Your task is to copy each line that has the word "value".

•••

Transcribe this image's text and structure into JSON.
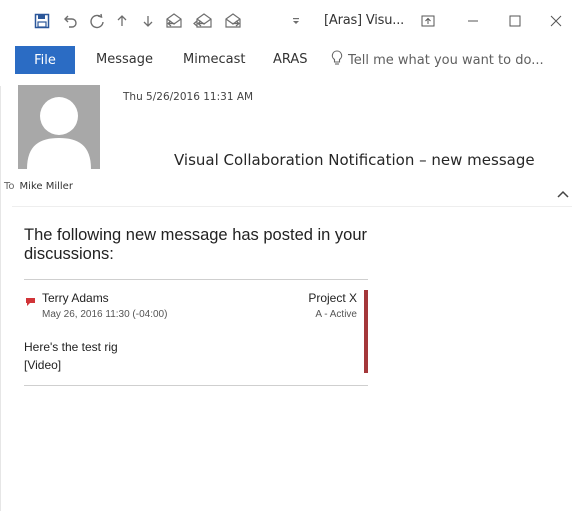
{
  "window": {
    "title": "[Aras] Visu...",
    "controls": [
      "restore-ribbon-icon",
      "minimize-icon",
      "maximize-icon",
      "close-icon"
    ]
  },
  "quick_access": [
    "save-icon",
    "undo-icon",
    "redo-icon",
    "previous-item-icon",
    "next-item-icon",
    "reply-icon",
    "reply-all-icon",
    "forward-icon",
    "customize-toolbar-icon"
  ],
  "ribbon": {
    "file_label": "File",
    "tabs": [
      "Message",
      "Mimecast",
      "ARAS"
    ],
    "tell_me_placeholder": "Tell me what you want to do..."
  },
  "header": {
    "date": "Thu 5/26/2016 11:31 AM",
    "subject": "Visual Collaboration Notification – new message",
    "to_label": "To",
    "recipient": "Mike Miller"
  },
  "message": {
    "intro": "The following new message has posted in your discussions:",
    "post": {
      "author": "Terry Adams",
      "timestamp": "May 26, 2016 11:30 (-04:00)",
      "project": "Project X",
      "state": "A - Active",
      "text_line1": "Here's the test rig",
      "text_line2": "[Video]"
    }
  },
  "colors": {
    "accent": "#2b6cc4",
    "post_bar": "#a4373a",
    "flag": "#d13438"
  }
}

•••

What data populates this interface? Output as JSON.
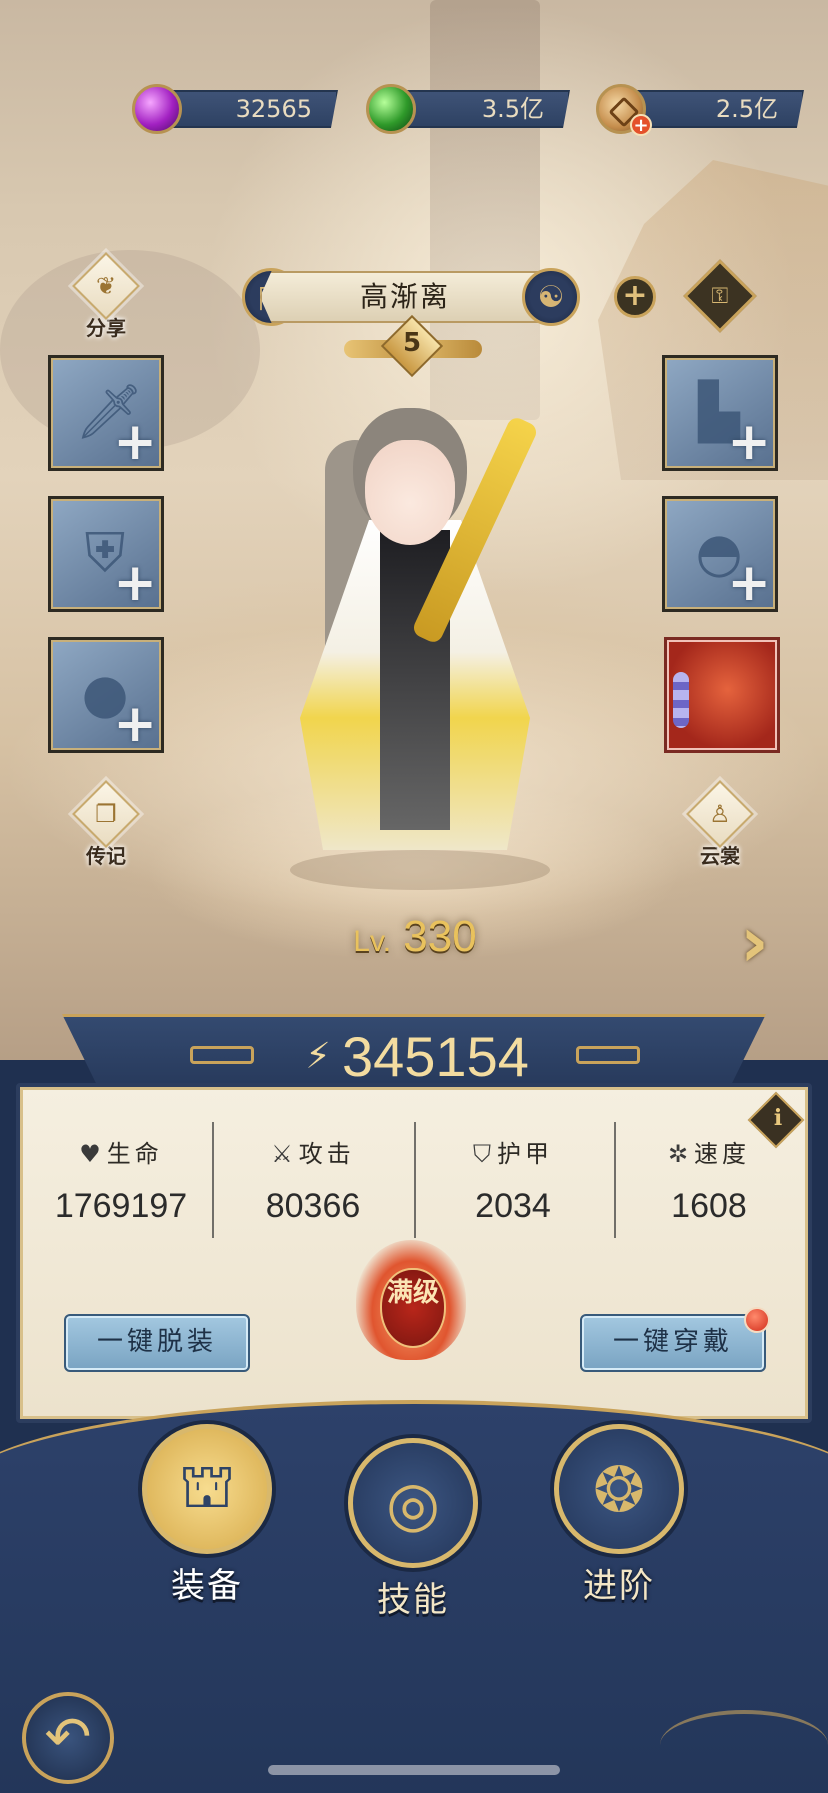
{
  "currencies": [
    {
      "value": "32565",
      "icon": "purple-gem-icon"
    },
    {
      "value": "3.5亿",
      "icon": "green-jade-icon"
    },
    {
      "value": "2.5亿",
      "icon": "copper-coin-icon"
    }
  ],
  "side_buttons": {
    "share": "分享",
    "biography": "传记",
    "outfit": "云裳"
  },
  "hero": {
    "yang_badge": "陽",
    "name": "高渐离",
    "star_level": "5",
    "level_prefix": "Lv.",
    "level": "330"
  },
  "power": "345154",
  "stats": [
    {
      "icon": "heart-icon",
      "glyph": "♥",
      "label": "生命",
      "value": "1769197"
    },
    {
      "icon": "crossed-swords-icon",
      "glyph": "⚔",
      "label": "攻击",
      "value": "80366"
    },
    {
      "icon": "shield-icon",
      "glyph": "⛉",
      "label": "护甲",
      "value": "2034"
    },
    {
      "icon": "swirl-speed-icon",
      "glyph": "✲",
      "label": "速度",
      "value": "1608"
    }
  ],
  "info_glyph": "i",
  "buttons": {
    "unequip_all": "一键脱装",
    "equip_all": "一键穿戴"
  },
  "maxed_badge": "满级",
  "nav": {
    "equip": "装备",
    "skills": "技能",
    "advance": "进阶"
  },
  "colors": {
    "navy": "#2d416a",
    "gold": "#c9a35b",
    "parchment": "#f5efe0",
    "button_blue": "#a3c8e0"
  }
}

•••

▶ **Answer to this problem**:
      "value": "32565",
      "value": "3.5亿",
      "value": "2.5亿",
      "value": "1769197"
      "value": "80366"
      "value": "2034"
      "value": "1608"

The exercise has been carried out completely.